### THE EXERCISE
Look through the data for the string "صحيح". Copy every line where it is found.
>>>>>
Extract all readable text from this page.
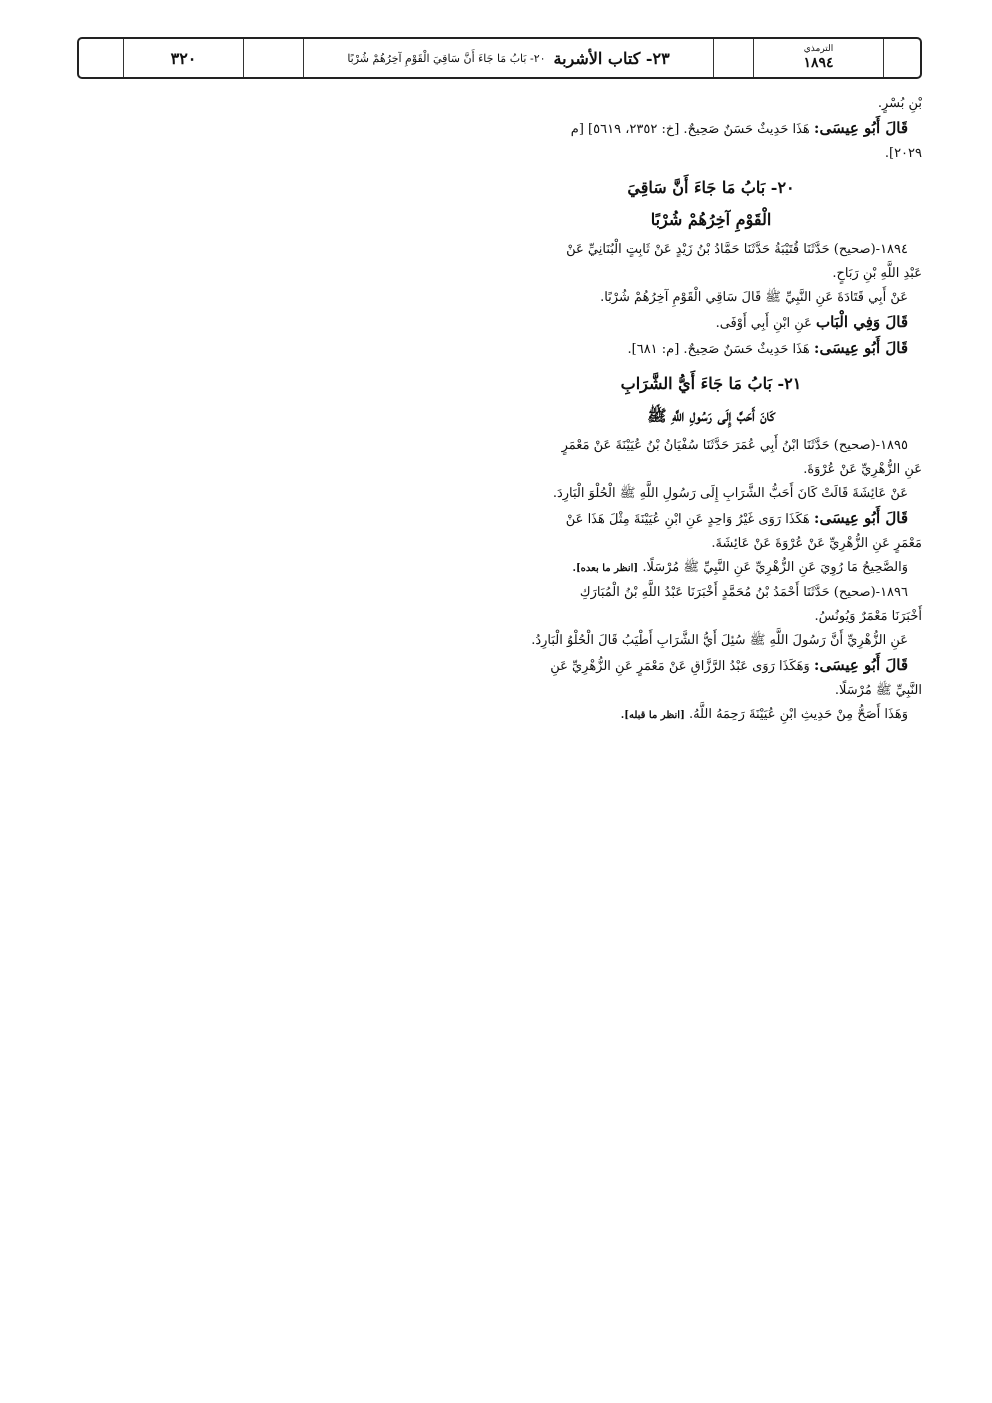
٣٢٠	٢٣- كتاب الأشربة
٢٠- بَابُ مَا جَاءَ أَنَّ سَاقِيَ الْقَوْمِ آخِرُهُمْ شُرْبًا
الترمذي
١٨٩٤

بْنِ بُسْرٍ.

قَالَ أَبُو عِيسَى: هَذَا حَدِيثٌ حَسَنٌ صَحِيحٌ. [خ: ٢٣٥٢، ٥٦١٩] [م

٢٠٢٩].

٢٠- بَابُ مَا جَاءَ أَنَّ سَاقِيَ
الْقَوْمِ آخِرُهُمْ شُرْبًا

١٨٩٤-(صحيح) حَدَّثَنَا قُتَيْبَةُ حَدَّثَنَا حَمَّادُ بْنُ زَيْدٍ عَنْ ثَابِتٍ الْبُنَانِيِّ عَنْ

عَبْدِ اللَّهِ بْنِ رَبَاحٍ.

عَنْ أَبِي قَتَادَةَ عَنِ النَّبِيِّ ﷺ قَالَ سَاقِي الْقَوْمِ آخِرُهُمْ شُرْبًا.

قَالَ وَفِي الْبَاب عَنِ ابْنِ أَبِي أَوْفَى.

قَالَ أَبُو عِيسَى: هَذَا حَدِيثٌ حَسَنٌ صَحِيحٌ. [م: ٦٨١].

٢١- بَابُ مَا جَاءَ أَيُّ الشَّرَابِ
كَانَ أَحَبَّ إِلَى رَسُولِ اللَّهِ ﷺ

١٨٩٥-(صحيح) حَدَّثَنَا ابْنُ أَبِي عُمَرَ حَدَّثَنَا سُفْيَانُ بْنُ عُيَيْنَةَ عَنْ مَعْمَرٍ

عَنِ الزُّهْرِيِّ عَنْ عُرْوَةَ.

عَنْ عَائِشَةَ قَالَتْ كَانَ أَحَبُّ الشَّرَابِ إِلَى رَسُولِ اللَّهِ ﷺ الْحُلْوَ الْبَارِدَ.

قَالَ أَبُو عِيسَى: هَكَذَا رَوَى غَيْرُ وَاحِدٍ عَنِ ابْنِ عُيَيْنَةَ مِثْلَ هَذَا عَنْ

مَعْمَرٍ عَنِ الزُّهْرِيِّ عَنْ عُرْوَةَ عَنْ عَائِشَةَ.

وَالصَّحِيحُ مَا رُوِيَ عَنِ الزُّهْرِيِّ عَنِ النَّبِيِّ ﷺ مُرْسَلًا. [انظر ما بعده].

١٨٩٦-(صحيح) حَدَّثَنَا أَحْمَدُ بْنُ مُحَمَّدٍ أَخْبَرَنَا عَبْدُ اللَّهِ بْنُ الْمُبَارَكِ

أَخْبَرَنَا مَعْمَرٌ وَيُونُسُ.

عَنِ الزُّهْرِيِّ أَنَّ رَسُولَ اللَّهِ ﷺ سُئِلَ أَيُّ الشَّرَابِ أَطْيَبُ قَالَ الْحُلْوُ الْبَارِدُ.

قَالَ أَبُو عِيسَى: وَهَكَذَا رَوَى عَبْدُ الرَّزَّاقِ عَنْ مَعْمَرٍ عَنِ الزُّهْرِيِّ عَنِ

النَّبِيِّ ﷺ مُرْسَلًا.

وَهَذَا أَصَحُّ مِنْ حَدِيثِ ابْنِ عُيَيْنَةَ رَحِمَهُ اللَّهُ. [انظر ما قبله].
<<<<<
### TASK ANSWER
١٨٩٤-(صحيح) حَدَّثَنَا قُتَيْبَةُ حَدَّثَنَا حَمَّادُ بْنُ زَيْدٍ عَنْ ثَابِتٍ الْبُنَانِيِّ عَنْ
١٨٩٥-(صحيح) حَدَّثَنَا ابْنُ أَبِي عُمَرَ حَدَّثَنَا سُفْيَانُ بْنُ عُيَيْنَةَ عَنْ مَعْمَرٍ
١٨٩٦-(صحيح) حَدَّثَنَا أَحْمَدُ بْنُ مُحَمَّدٍ أَخْبَرَنَا عَبْدُ اللَّهِ بْنُ الْمُبَارَكِ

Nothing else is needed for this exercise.